Entries from a visual dataset
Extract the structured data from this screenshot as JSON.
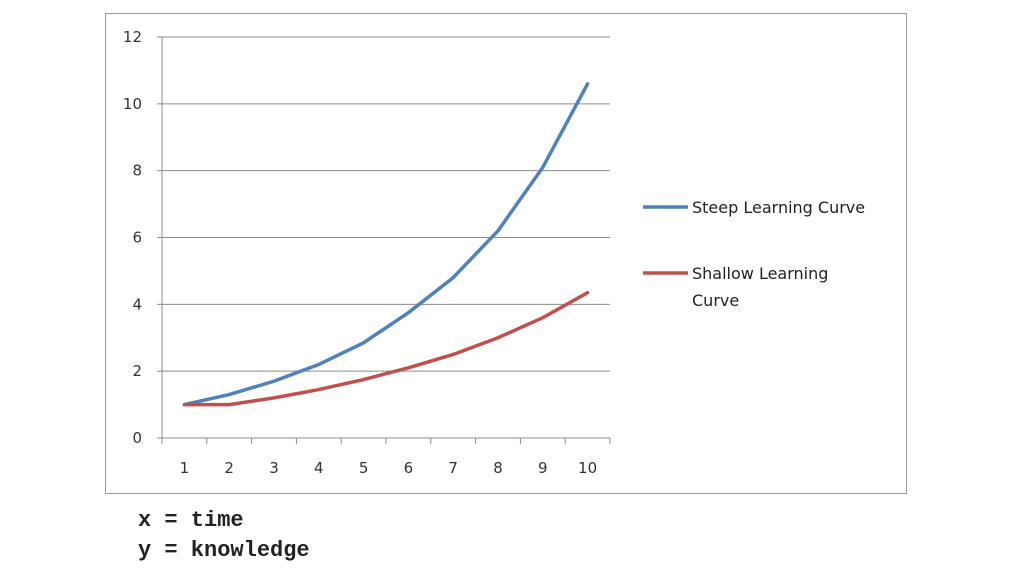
{
  "chart_data": {
    "type": "line",
    "x": [
      1,
      2,
      3,
      4,
      5,
      6,
      7,
      8,
      9,
      10
    ],
    "ylim": [
      0,
      12
    ],
    "yticks": [
      0,
      2,
      4,
      6,
      8,
      10,
      12
    ],
    "grid": true,
    "legend_position": "right",
    "series": [
      {
        "name": "Steep Learning Curve",
        "color": "#4f81bd",
        "values": [
          1.0,
          1.3,
          1.7,
          2.2,
          2.85,
          3.75,
          4.8,
          6.2,
          8.1,
          10.6
        ]
      },
      {
        "name": "Shallow Learning Curve",
        "color": "#c0504d",
        "values": [
          1.0,
          1.0,
          1.2,
          1.45,
          1.75,
          2.1,
          2.5,
          3.0,
          3.6,
          4.35
        ]
      }
    ]
  },
  "captions": {
    "x_line": "x = time",
    "y_line": "y = knowledge"
  }
}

**INSTRUCTION:** Repeat each record exactly, with the pictures left out.

**TASK RESULT:**
Extract the structured data from this screenshot as JSON.
{
  "chart_data": {
    "type": "line",
    "x": [
      1,
      2,
      3,
      4,
      5,
      6,
      7,
      8,
      9,
      10
    ],
    "ylim": [
      0,
      12
    ],
    "yticks": [
      0,
      2,
      4,
      6,
      8,
      10,
      12
    ],
    "grid": true,
    "legend_position": "right",
    "series": [
      {
        "name": "Steep Learning Curve",
        "color": "#4f81bd",
        "values": [
          1.0,
          1.3,
          1.7,
          2.2,
          2.85,
          3.75,
          4.8,
          6.2,
          8.1,
          10.6
        ]
      },
      {
        "name": "Shallow Learning Curve",
        "color": "#c0504d",
        "values": [
          1.0,
          1.0,
          1.2,
          1.45,
          1.75,
          2.1,
          2.5,
          3.0,
          3.6,
          4.35
        ]
      }
    ]
  },
  "captions": {
    "x_line": "x = time",
    "y_line": "y = knowledge"
  }
}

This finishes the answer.